## Short problem
Produce a word-for-word copy of the listing below without its pictures.
§ §
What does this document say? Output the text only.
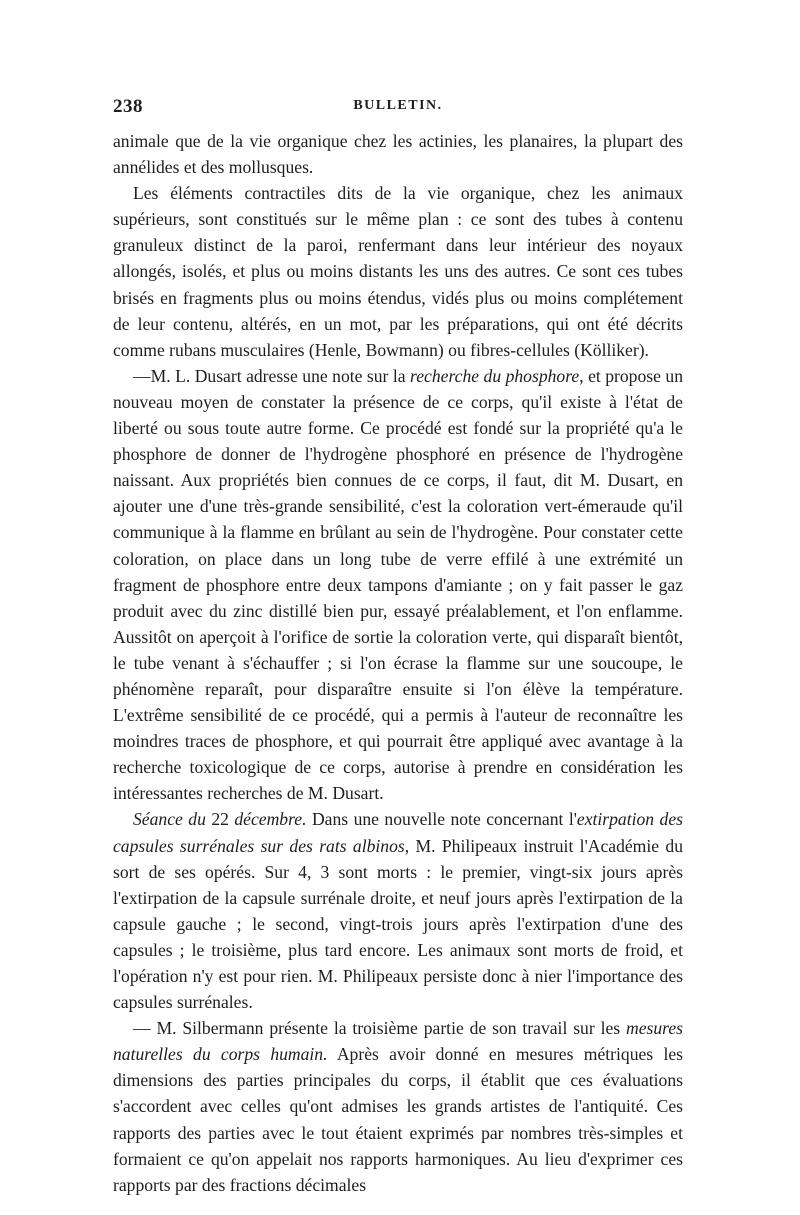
238	BULLETIN.

animale que de la vie organique chez les actinies, les planaires, la plupart des annélides et des mollusques.

Les éléments contractiles dits de la vie organique, chez les animaux supérieurs, sont constitués sur le même plan : ce sont des tubes à contenu granuleux distinct de la paroi, renfermant dans leur intérieur des noyaux allongés, isolés, et plus ou moins distants les uns des autres. Ce sont ces tubes brisés en fragments plus ou moins étendus, vidés plus ou moins complétement de leur contenu, altérés, en un mot, par les préparations, qui ont été décrits comme rubans musculaires (Henle, Bowmann) ou fibres-cellules (Kölliker).

—M. L. Dusart adresse une note sur la recherche du phosphore, et propose un nouveau moyen de constater la présence de ce corps, qu'il existe à l'état de liberté ou sous toute autre forme. Ce procédé est fondé sur la propriété qu'a le phosphore de donner de l'hydrogène phosphoré en présence de l'hydrogène naissant. Aux propriétés bien connues de ce corps, il faut, dit M. Dusart, en ajouter une d'une très-grande sensibilité, c'est la coloration vert-émeraude qu'il communique à la flamme en brûlant au sein de l'hydrogène. Pour constater cette coloration, on place dans un long tube de verre effilé à une extrémité un fragment de phosphore entre deux tampons d'amiante ; on y fait passer le gaz produit avec du zinc distillé bien pur, essayé préalablement, et l'on enflamme. Aussitôt on aperçoit à l'orifice de sortie la coloration verte, qui disparaît bientôt, le tube venant à s'échauffer ; si l'on écrase la flamme sur une soucoupe, le phénomène reparaît, pour disparaître ensuite si l'on élève la température. L'extrême sensibilité de ce procédé, qui a permis à l'auteur de reconnaître les moindres traces de phosphore, et qui pourrait être appliqué avec avantage à la recherche toxicologique de ce corps, autorise à prendre en considération les intéressantes recherches de M. Dusart.

Séance du 22 décembre. Dans une nouvelle note concernant l'extirpation des capsules surrénales sur des rats albinos, M. Philipeaux instruit l'Académie du sort de ses opérés. Sur 4, 3 sont morts : le premier, vingt-six jours après l'extirpation de la capsule surrénale droite, et neuf jours après l'extirpation de la capsule gauche ; le second, vingt-trois jours après l'extirpation d'une des capsules ; le troisième, plus tard encore. Les animaux sont morts de froid, et l'opération n'y est pour rien. M. Philipeaux persiste donc à nier l'importance des capsules surrénales.

— M. Silbermann présente la troisième partie de son travail sur les mesures naturelles du corps humain. Après avoir donné en mesures métriques les dimensions des parties principales du corps, il établit que ces évaluations s'accordent avec celles qu'ont admises les grands artistes de l'antiquité. Ces rapports des parties avec le tout étaient exprimés par nombres très-simples et formaient ce qu'on appelait nos rapports harmoniques. Au lieu d'exprimer ces rapports par des fractions décimales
§ §
## Right answer
What does this document say? Output the text only.
238	BULLETIN.

animale que de la vie organique chez les actinies, les planaires, la plupart des annélides et des mollusques.

Les éléments contractiles dits de la vie organique, chez les animaux supérieurs, sont constitués sur le même plan : ce sont des tubes à contenu granuleux distinct de la paroi, renfermant dans leur intérieur des noyaux allongés, isolés, et plus ou moins distants les uns des autres. Ce sont ces tubes brisés en fragments plus ou moins étendus, vidés plus ou moins complétement de leur contenu, altérés, en un mot, par les préparations, qui ont été décrits comme rubans musculaires (Henle, Bowmann) ou fibres-cellules (Kölliker).

—M. L. Dusart adresse une note sur la recherche du phosphore, et propose un nouveau moyen de constater la présence de ce corps, qu'il existe à l'état de liberté ou sous toute autre forme. Ce procédé est fondé sur la propriété qu'a le phosphore de donner de l'hydrogène phosphoré en présence de l'hydrogène naissant. Aux propriétés bien connues de ce corps, il faut, dit M. Dusart, en ajouter une d'une très-grande sensibilité, c'est la coloration vert-émeraude qu'il communique à la flamme en brûlant au sein de l'hydrogène. Pour constater cette coloration, on place dans un long tube de verre effilé à une extrémité un fragment de phosphore entre deux tampons d'amiante ; on y fait passer le gaz produit avec du zinc distillé bien pur, essayé préalablement, et l'on enflamme. Aussitôt on aperçoit à l'orifice de sortie la coloration verte, qui disparaît bientôt, le tube venant à s'échauffer ; si l'on écrase la flamme sur une soucoupe, le phénomène reparaît, pour disparaître ensuite si l'on élève la température. L'extrême sensibilité de ce procédé, qui a permis à l'auteur de reconnaître les moindres traces de phosphore, et qui pourrait être appliqué avec avantage à la recherche toxicologique de ce corps, autorise à prendre en considération les intéressantes recherches de M. Dusart.

Séance du 22 décembre. Dans une nouvelle note concernant l'extirpation des capsules surrénales sur des rats albinos, M. Philipeaux instruit l'Académie du sort de ses opérés. Sur 4, 3 sont morts : le premier, vingt-six jours après l'extirpation de la capsule surrénale droite, et neuf jours après l'extirpation de la capsule gauche ; le second, vingt-trois jours après l'extirpation d'une des capsules ; le troisième, plus tard encore. Les animaux sont morts de froid, et l'opération n'y est pour rien. M. Philipeaux persiste donc à nier l'importance des capsules surrénales.

— M. Silbermann présente la troisième partie de son travail sur les mesures naturelles du corps humain. Après avoir donné en mesures métriques les dimensions des parties principales du corps, il établit que ces évaluations s'accordent avec celles qu'ont admises les grands artistes de l'antiquité. Ces rapports des parties avec le tout étaient exprimés par nombres très-simples et formaient ce qu'on appelait nos rapports harmoniques. Au lieu d'exprimer ces rapports par des fractions décimales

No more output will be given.